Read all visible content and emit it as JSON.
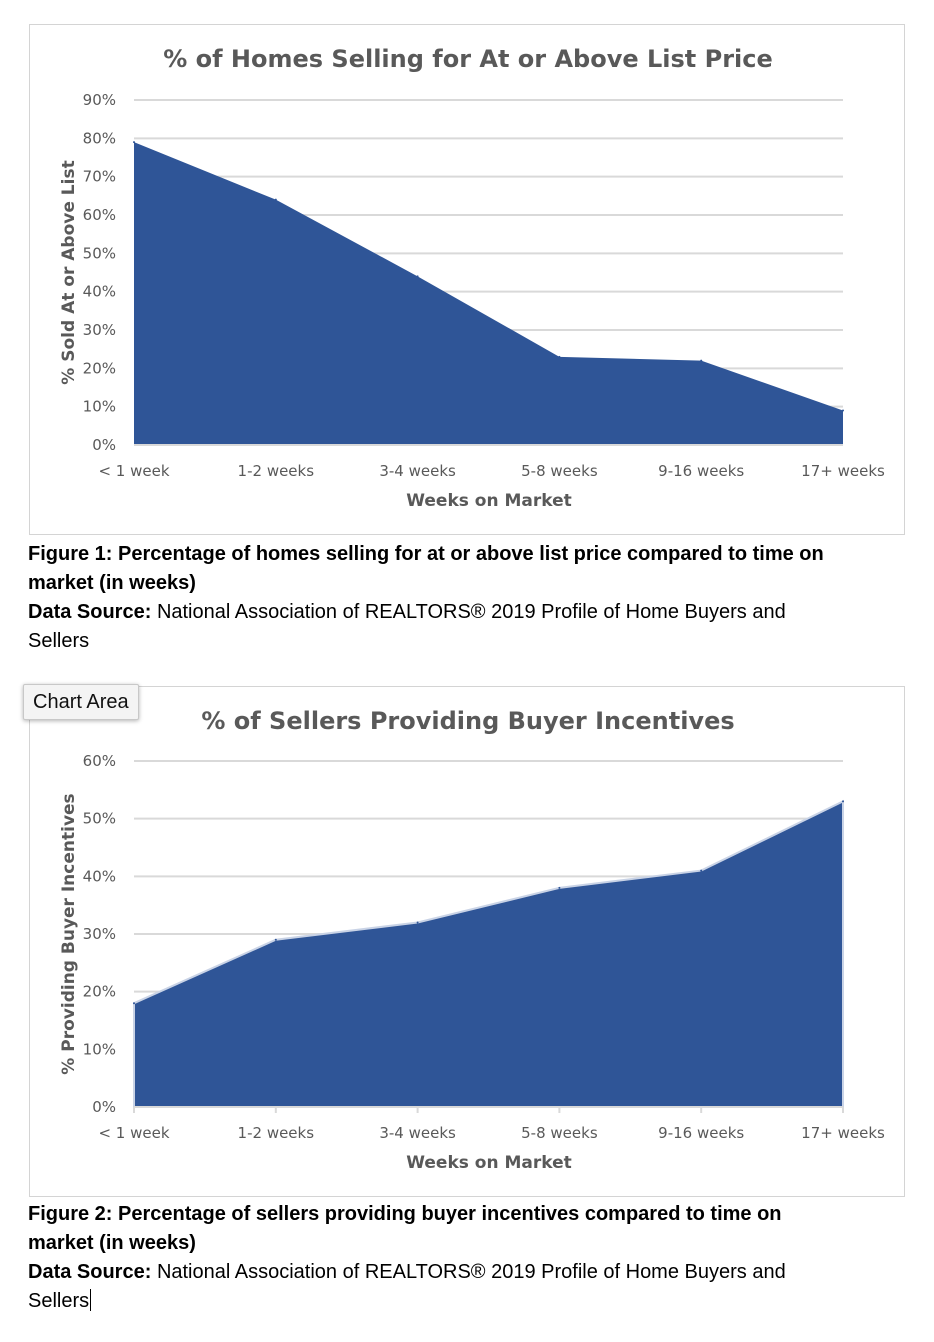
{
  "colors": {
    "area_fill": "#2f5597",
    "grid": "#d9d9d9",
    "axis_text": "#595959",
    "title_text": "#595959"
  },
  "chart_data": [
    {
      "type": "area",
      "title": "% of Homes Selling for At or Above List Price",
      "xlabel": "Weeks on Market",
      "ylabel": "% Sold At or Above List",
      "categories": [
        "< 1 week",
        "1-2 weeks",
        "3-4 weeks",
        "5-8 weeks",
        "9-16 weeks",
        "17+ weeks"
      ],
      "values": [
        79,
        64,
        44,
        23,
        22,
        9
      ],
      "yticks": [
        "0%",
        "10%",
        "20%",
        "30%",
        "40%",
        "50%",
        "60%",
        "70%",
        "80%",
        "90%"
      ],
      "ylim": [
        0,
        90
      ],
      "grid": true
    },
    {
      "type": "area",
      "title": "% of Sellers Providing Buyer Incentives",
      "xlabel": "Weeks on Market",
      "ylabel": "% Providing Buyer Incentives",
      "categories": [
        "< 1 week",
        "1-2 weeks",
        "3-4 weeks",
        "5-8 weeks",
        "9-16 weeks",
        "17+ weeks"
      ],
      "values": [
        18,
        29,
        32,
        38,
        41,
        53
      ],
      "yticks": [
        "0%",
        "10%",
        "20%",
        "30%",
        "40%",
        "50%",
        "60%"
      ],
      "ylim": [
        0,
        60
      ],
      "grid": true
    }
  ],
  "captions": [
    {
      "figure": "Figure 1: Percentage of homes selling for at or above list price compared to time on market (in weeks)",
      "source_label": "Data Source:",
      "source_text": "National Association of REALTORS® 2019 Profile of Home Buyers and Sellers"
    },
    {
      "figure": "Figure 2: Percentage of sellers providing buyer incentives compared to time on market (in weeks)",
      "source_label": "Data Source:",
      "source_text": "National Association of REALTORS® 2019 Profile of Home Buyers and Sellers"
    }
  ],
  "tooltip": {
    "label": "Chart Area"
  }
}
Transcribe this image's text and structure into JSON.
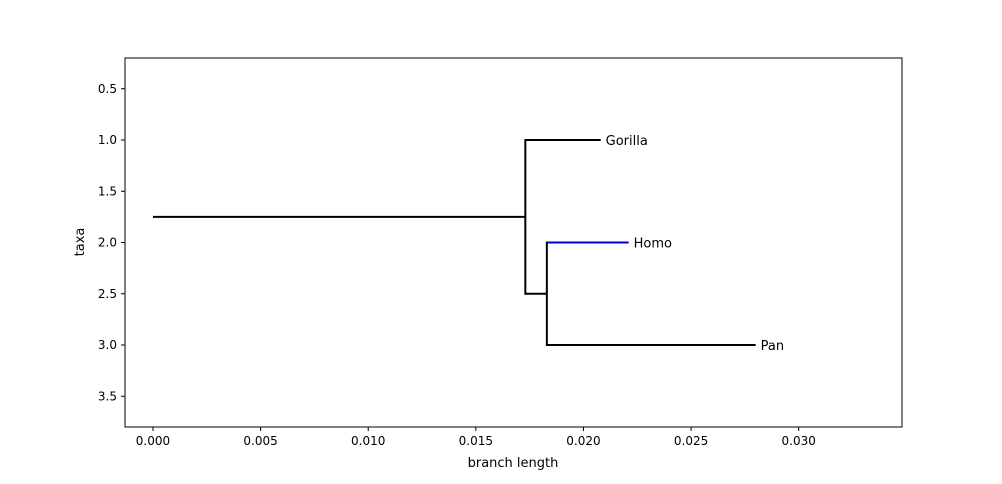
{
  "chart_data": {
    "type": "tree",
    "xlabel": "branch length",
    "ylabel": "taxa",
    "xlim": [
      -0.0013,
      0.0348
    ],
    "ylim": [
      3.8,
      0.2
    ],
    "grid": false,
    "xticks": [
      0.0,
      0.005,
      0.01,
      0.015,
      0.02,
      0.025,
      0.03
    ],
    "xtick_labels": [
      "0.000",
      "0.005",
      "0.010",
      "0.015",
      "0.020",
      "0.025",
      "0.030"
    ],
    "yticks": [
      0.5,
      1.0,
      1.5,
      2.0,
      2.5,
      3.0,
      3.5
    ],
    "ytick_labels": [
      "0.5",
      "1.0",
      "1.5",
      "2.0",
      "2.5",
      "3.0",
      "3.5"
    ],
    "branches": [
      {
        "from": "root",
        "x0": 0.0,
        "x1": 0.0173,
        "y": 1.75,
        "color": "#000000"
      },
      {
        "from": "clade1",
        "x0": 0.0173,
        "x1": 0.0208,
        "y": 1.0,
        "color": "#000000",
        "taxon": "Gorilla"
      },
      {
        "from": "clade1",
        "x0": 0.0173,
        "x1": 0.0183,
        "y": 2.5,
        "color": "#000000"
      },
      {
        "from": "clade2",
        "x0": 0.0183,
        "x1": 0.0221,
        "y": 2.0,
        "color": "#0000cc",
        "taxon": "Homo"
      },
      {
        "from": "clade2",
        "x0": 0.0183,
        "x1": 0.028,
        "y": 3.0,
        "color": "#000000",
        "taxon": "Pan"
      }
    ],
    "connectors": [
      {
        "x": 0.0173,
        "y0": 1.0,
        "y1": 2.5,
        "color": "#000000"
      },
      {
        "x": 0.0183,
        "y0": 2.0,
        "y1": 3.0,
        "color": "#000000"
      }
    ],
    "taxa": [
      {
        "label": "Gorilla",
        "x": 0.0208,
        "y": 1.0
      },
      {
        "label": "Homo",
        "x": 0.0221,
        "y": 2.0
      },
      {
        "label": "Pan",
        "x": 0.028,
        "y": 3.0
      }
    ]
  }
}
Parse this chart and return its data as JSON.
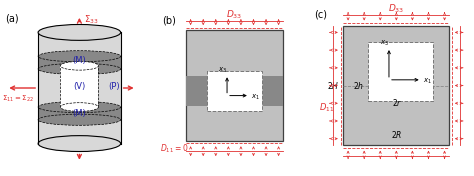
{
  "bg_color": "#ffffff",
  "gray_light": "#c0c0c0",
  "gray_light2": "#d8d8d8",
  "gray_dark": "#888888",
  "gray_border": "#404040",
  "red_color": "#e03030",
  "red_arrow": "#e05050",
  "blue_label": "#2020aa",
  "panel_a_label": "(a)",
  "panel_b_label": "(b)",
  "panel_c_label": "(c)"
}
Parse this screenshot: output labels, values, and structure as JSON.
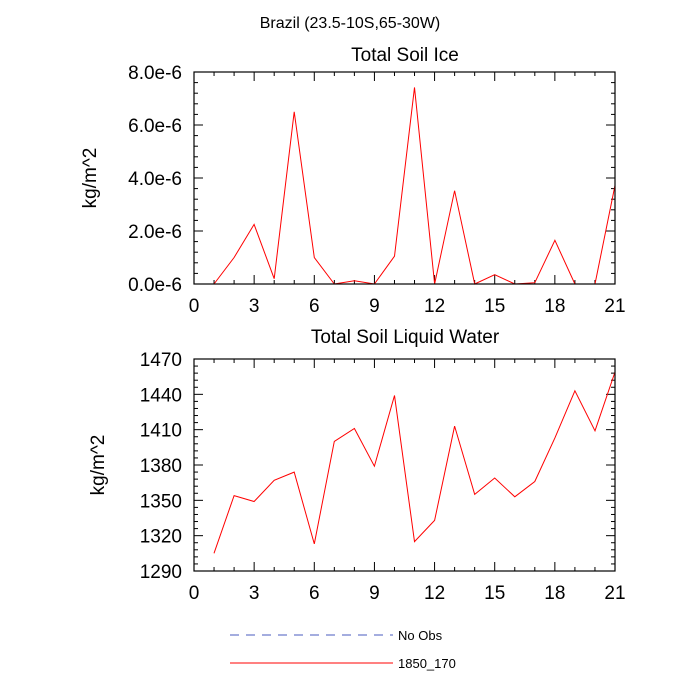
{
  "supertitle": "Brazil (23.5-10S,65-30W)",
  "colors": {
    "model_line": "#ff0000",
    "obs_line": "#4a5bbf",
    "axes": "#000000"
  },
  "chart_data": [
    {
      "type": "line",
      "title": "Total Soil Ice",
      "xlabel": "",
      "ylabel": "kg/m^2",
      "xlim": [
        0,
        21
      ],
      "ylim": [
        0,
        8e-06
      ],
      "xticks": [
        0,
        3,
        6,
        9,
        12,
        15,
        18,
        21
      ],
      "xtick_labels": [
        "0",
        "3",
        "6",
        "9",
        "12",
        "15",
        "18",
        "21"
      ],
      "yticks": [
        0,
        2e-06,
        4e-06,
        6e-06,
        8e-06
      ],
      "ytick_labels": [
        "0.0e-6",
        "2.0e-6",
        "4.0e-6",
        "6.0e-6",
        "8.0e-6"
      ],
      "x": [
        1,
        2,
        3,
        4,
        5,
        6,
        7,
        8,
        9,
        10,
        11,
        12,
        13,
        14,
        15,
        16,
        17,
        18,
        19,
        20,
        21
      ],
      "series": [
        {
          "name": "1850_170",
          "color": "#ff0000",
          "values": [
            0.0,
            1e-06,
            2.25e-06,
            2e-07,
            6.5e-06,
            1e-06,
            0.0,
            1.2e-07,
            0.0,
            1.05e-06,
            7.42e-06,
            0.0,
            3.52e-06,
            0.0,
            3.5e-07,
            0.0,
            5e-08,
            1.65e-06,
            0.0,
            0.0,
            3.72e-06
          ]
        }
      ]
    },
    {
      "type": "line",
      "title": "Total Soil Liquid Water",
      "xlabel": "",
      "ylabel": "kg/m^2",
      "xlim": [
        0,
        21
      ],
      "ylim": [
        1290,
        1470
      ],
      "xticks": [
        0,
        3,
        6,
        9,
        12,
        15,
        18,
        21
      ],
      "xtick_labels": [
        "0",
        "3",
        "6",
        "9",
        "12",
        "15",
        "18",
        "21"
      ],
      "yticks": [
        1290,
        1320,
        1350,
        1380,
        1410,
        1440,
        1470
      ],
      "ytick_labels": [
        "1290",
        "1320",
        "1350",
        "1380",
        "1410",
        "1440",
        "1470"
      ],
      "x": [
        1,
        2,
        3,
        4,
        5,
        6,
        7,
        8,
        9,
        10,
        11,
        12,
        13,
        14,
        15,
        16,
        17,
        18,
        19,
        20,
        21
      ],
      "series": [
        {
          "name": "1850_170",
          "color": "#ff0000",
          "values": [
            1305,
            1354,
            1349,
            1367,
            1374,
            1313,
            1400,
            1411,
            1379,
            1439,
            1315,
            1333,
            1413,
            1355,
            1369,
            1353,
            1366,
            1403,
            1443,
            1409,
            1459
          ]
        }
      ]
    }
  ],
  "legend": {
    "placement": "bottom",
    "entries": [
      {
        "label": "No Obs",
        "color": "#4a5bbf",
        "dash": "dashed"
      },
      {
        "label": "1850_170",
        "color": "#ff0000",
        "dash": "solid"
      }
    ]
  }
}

:: Given problem ::
Print out the material word for word, omitting the pictures.

:: Answer for the task ::
Read all visible content and emit it as JSON.
{
  "colors": {
    "area_fill": "#2f5597",
    "grid": "#d9d9d9",
    "axis_text": "#595959",
    "title_text": "#595959"
  },
  "chart_data": [
    {
      "type": "area",
      "title": "% of Homes Selling for At or Above List Price",
      "xlabel": "Weeks on Market",
      "ylabel": "% Sold At or Above List",
      "categories": [
        "< 1 week",
        "1-2 weeks",
        "3-4 weeks",
        "5-8 weeks",
        "9-16 weeks",
        "17+ weeks"
      ],
      "values": [
        79,
        64,
        44,
        23,
        22,
        9
      ],
      "yticks": [
        "0%",
        "10%",
        "20%",
        "30%",
        "40%",
        "50%",
        "60%",
        "70%",
        "80%",
        "90%"
      ],
      "ylim": [
        0,
        90
      ],
      "grid": true
    },
    {
      "type": "area",
      "title": "% of Sellers Providing Buyer Incentives",
      "xlabel": "Weeks on Market",
      "ylabel": "% Providing Buyer Incentives",
      "categories": [
        "< 1 week",
        "1-2 weeks",
        "3-4 weeks",
        "5-8 weeks",
        "9-16 weeks",
        "17+ weeks"
      ],
      "values": [
        18,
        29,
        32,
        38,
        41,
        53
      ],
      "yticks": [
        "0%",
        "10%",
        "20%",
        "30%",
        "40%",
        "50%",
        "60%"
      ],
      "ylim": [
        0,
        60
      ],
      "grid": true
    }
  ],
  "captions": [
    {
      "figure": "Figure 1: Percentage of homes selling for at or above list price compared to time on market (in weeks)",
      "source_label": "Data Source:",
      "source_text": "National Association of REALTORS® 2019 Profile of Home Buyers and Sellers"
    },
    {
      "figure": "Figure 2: Percentage of sellers providing buyer incentives compared to time on market (in weeks)",
      "source_label": "Data Source:",
      "source_text": "National Association of REALTORS® 2019 Profile of Home Buyers and Sellers"
    }
  ],
  "tooltip": {
    "label": "Chart Area"
  }
}
Transcribe this image's text and structure into JSON.
{
  "chart_data": {
    "type": "tree",
    "xlabel": "branch length",
    "ylabel": "taxa",
    "xlim": [
      -0.0013,
      0.0348
    ],
    "ylim": [
      3.8,
      0.2
    ],
    "grid": false,
    "xticks": [
      0.0,
      0.005,
      0.01,
      0.015,
      0.02,
      0.025,
      0.03
    ],
    "xtick_labels": [
      "0.000",
      "0.005",
      "0.010",
      "0.015",
      "0.020",
      "0.025",
      "0.030"
    ],
    "yticks": [
      0.5,
      1.0,
      1.5,
      2.0,
      2.5,
      3.0,
      3.5
    ],
    "ytick_labels": [
      "0.5",
      "1.0",
      "1.5",
      "2.0",
      "2.5",
      "3.0",
      "3.5"
    ],
    "branches": [
      {
        "from": "root",
        "x0": 0.0,
        "x1": 0.0173,
        "y": 1.75,
        "color": "#000000"
      },
      {
        "from": "clade1",
        "x0": 0.0173,
        "x1": 0.0208,
        "y": 1.0,
        "color": "#000000",
        "taxon": "Gorilla"
      },
      {
        "from": "clade1",
        "x0": 0.0173,
        "x1": 0.0183,
        "y": 2.5,
        "color": "#000000"
      },
      {
        "from": "clade2",
        "x0": 0.0183,
        "x1": 0.0221,
        "y": 2.0,
        "color": "#0000cc",
        "taxon": "Homo"
      },
      {
        "from": "clade2",
        "x0": 0.0183,
        "x1": 0.028,
        "y": 3.0,
        "color": "#000000",
        "taxon": "Pan"
      }
    ],
    "connectors": [
      {
        "x": 0.0173,
        "y0": 1.0,
        "y1": 2.5,
        "color": "#000000"
      },
      {
        "x": 0.0183,
        "y0": 2.0,
        "y1": 3.0,
        "color": "#000000"
      }
    ],
    "taxa": [
      {
        "label": "Gorilla",
        "x": 0.0208,
        "y": 1.0
      },
      {
        "label": "Homo",
        "x": 0.0221,
        "y": 2.0
      },
      {
        "label": "Pan",
        "x": 0.028,
        "y": 3.0
      }
    ]
  }
}
Parse this chart and return its data as JSON.
{
  "bg_color": "#ffffff",
  "gray_light": "#c0c0c0",
  "gray_light2": "#d8d8d8",
  "gray_dark": "#888888",
  "gray_border": "#404040",
  "red_color": "#e03030",
  "red_arrow": "#e05050",
  "blue_label": "#2020aa",
  "panel_a_label": "(a)",
  "panel_b_label": "(b)",
  "panel_c_label": "(c)"
}
Parse this screenshot: output labels, values, and structure as JSON.
{
  "supertitle": "Brazil (23.5-10S,65-30W)",
  "colors": {
    "model_line": "#ff0000",
    "obs_line": "#4a5bbf",
    "axes": "#000000"
  },
  "chart_data": [
    {
      "type": "line",
      "title": "Total Soil Ice",
      "xlabel": "",
      "ylabel": "kg/m^2",
      "xlim": [
        0,
        21
      ],
      "ylim": [
        0,
        8e-06
      ],
      "xticks": [
        0,
        3,
        6,
        9,
        12,
        15,
        18,
        21
      ],
      "xtick_labels": [
        "0",
        "3",
        "6",
        "9",
        "12",
        "15",
        "18",
        "21"
      ],
      "yticks": [
        0,
        2e-06,
        4e-06,
        6e-06,
        8e-06
      ],
      "ytick_labels": [
        "0.0e-6",
        "2.0e-6",
        "4.0e-6",
        "6.0e-6",
        "8.0e-6"
      ],
      "x": [
        1,
        2,
        3,
        4,
        5,
        6,
        7,
        8,
        9,
        10,
        11,
        12,
        13,
        14,
        15,
        16,
        17,
        18,
        19,
        20,
        21
      ],
      "series": [
        {
          "name": "1850_170",
          "color": "#ff0000",
          "values": [
            0.0,
            1e-06,
            2.25e-06,
            2e-07,
            6.5e-06,
            1e-06,
            0.0,
            1.2e-07,
            0.0,
            1.05e-06,
            7.42e-06,
            0.0,
            3.52e-06,
            0.0,
            3.5e-07,
            0.0,
            5e-08,
            1.65e-06,
            0.0,
            0.0,
            3.72e-06
          ]
        }
      ]
    },
    {
      "type": "line",
      "title": "Total Soil Liquid Water",
      "xlabel": "",
      "ylabel": "kg/m^2",
      "xlim": [
        0,
        21
      ],
      "ylim": [
        1290,
        1470
      ],
      "xticks": [
        0,
        3,
        6,
        9,
        12,
        15,
        18,
        21
      ],
      "xtick_labels": [
        "0",
        "3",
        "6",
        "9",
        "12",
        "15",
        "18",
        "21"
      ],
      "yticks": [
        1290,
        1320,
        1350,
        1380,
        1410,
        1440,
        1470
      ],
      "ytick_labels": [
        "1290",
        "1320",
        "1350",
        "1380",
        "1410",
        "1440",
        "1470"
      ],
      "x": [
        1,
        2,
        3,
        4,
        5,
        6,
        7,
        8,
        9,
        10,
        11,
        12,
        13,
        14,
        15,
        16,
        17,
        18,
        19,
        20,
        21
      ],
      "series": [
        {
          "name": "1850_170",
          "color": "#ff0000",
          "values": [
            1305,
            1354,
            1349,
            1367,
            1374,
            1313,
            1400,
            1411,
            1379,
            1439,
            1315,
            1333,
            1413,
            1355,
            1369,
            1353,
            1366,
            1403,
            1443,
            1409,
            1459
          ]
        }
      ]
    }
  ],
  "legend": {
    "placement": "bottom",
    "entries": [
      {
        "label": "No Obs",
        "color": "#4a5bbf",
        "dash": "dashed"
      },
      {
        "label": "1850_170",
        "color": "#ff0000",
        "dash": "solid"
      }
    ]
  }
}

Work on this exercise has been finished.